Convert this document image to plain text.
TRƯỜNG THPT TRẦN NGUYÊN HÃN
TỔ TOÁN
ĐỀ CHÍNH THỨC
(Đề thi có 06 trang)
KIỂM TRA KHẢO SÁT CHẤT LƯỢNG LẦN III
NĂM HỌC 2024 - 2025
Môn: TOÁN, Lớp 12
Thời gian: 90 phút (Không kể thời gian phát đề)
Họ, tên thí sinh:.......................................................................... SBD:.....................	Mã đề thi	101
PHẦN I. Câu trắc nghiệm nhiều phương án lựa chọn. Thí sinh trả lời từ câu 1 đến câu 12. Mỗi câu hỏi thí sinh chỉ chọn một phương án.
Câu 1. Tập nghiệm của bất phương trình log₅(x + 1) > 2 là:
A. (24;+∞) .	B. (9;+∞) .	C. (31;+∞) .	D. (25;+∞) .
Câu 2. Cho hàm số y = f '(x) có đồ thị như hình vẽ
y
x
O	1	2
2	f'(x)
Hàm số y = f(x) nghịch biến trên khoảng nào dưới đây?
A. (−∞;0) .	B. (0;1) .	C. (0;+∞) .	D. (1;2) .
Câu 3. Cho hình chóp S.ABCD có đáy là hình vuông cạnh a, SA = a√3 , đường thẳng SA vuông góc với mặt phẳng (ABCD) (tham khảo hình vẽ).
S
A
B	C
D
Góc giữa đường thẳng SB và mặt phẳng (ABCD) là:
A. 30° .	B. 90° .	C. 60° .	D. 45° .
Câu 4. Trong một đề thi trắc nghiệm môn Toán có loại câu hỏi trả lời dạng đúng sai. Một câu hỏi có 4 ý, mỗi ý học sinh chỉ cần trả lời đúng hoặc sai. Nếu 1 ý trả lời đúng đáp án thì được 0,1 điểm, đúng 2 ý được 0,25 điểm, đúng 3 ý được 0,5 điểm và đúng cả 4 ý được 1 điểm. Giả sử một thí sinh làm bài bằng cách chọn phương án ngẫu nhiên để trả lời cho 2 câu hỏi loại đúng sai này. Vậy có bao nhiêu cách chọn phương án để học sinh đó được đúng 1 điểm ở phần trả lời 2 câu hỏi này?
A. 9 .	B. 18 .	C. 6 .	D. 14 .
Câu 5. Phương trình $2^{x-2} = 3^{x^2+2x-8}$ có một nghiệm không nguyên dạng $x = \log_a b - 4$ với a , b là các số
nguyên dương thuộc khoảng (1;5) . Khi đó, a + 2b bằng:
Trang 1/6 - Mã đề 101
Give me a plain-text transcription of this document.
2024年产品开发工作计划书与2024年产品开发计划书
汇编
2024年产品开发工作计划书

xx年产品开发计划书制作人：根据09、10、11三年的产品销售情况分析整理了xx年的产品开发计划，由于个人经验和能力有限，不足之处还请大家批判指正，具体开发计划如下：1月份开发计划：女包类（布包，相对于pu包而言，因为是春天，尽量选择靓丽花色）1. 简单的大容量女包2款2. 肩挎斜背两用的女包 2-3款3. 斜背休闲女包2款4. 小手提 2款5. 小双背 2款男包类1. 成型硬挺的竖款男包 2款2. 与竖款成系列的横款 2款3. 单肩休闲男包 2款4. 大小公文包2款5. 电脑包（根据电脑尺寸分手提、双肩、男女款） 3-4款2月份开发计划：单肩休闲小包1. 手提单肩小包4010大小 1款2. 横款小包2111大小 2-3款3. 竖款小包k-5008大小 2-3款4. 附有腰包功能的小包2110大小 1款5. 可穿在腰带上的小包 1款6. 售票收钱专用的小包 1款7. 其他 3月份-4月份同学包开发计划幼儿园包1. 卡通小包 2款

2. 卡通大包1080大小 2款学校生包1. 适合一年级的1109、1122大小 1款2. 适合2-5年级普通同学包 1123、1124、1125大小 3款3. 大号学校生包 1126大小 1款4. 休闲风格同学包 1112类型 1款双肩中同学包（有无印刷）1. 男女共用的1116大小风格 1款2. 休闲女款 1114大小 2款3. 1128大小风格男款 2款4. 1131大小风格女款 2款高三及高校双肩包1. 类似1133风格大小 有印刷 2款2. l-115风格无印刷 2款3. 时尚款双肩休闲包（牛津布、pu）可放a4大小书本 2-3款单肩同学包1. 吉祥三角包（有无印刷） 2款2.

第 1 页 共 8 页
▬▬▬▬▬▬
- _What this task involves_:
From the entries above, copy every line containing the word "text".

- _Result_:
Convert this document image to plain text.
Give me a plain-text transcription of this document.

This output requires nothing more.